>> Start

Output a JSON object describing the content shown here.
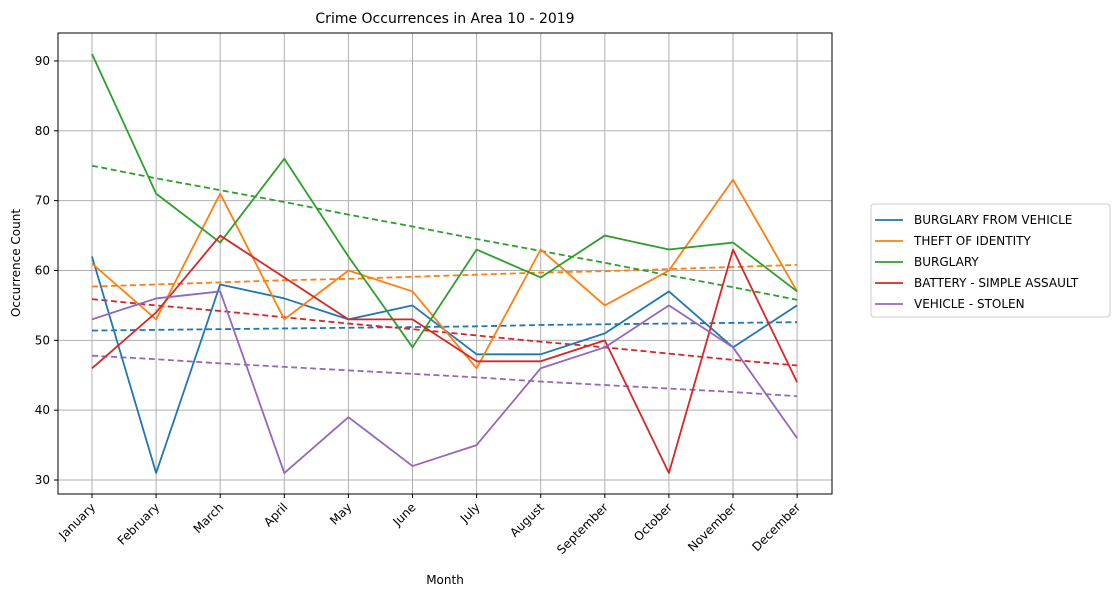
{
  "chart_data": {
    "type": "line",
    "title": "Crime Occurrences in Area 10 - 2019",
    "xlabel": "Month",
    "ylabel": "Occurrence Count",
    "categories": [
      "January",
      "February",
      "March",
      "April",
      "May",
      "June",
      "July",
      "August",
      "September",
      "October",
      "November",
      "December"
    ],
    "ylim": [
      28,
      94
    ],
    "yticks": [
      30,
      40,
      50,
      60,
      70,
      80,
      90
    ],
    "grid": true,
    "legend_position": "outside-right",
    "series": [
      {
        "name": "BURGLARY FROM VEHICLE",
        "color": "#1f77b4",
        "values": [
          62,
          31,
          58,
          56,
          53,
          55,
          48,
          48,
          51,
          57,
          49,
          55
        ],
        "trend": [
          51.4,
          51.5,
          51.6,
          51.7,
          51.8,
          51.9,
          52.0,
          52.2,
          52.3,
          52.4,
          52.5,
          52.6
        ]
      },
      {
        "name": "THEFT OF IDENTITY",
        "color": "#ff7f0e",
        "values": [
          61,
          53,
          71,
          53,
          60,
          57,
          46,
          63,
          55,
          60,
          73,
          57
        ],
        "trend": [
          57.7,
          58.0,
          58.3,
          58.6,
          58.8,
          59.1,
          59.4,
          59.7,
          59.9,
          60.2,
          60.5,
          60.8
        ]
      },
      {
        "name": "BURGLARY",
        "color": "#2ca02c",
        "values": [
          91,
          71,
          64,
          76,
          62,
          49,
          63,
          59,
          65,
          63,
          64,
          57
        ],
        "trend": [
          75.0,
          73.2,
          71.5,
          69.8,
          68.0,
          66.3,
          64.5,
          62.8,
          61.1,
          59.3,
          57.6,
          55.8
        ]
      },
      {
        "name": "BATTERY - SIMPLE ASSAULT",
        "color": "#d62728",
        "values": [
          46,
          54,
          65,
          59,
          53,
          53,
          47,
          47,
          50,
          31,
          63,
          44
        ],
        "trend": [
          55.9,
          55.0,
          54.2,
          53.3,
          52.4,
          51.6,
          50.7,
          49.8,
          49.0,
          48.1,
          47.2,
          46.4
        ]
      },
      {
        "name": "VEHICLE - STOLEN",
        "color": "#9467bd",
        "values": [
          53,
          56,
          57,
          31,
          39,
          32,
          35,
          46,
          49,
          55,
          49,
          36
        ],
        "trend": [
          47.8,
          47.3,
          46.7,
          46.2,
          45.7,
          45.2,
          44.7,
          44.1,
          43.6,
          43.1,
          42.6,
          42.0
        ]
      }
    ]
  }
}
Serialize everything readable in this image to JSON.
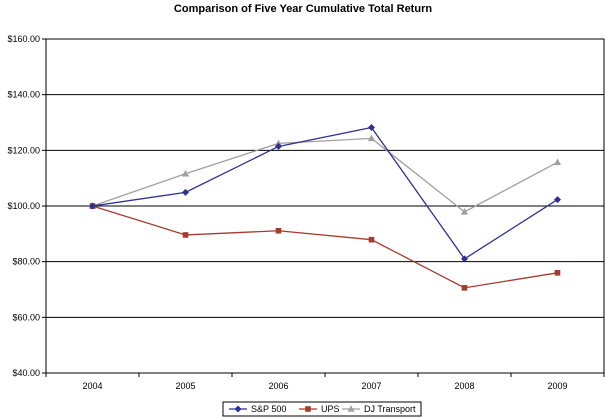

>> End

EXERCISE DIRECTIONS:
Using the material above, gather every line that includes "JSON".

FULL OUTPUT:
Output a JSON object describing the content shown here.
Serialize everything readable in this image to JSON.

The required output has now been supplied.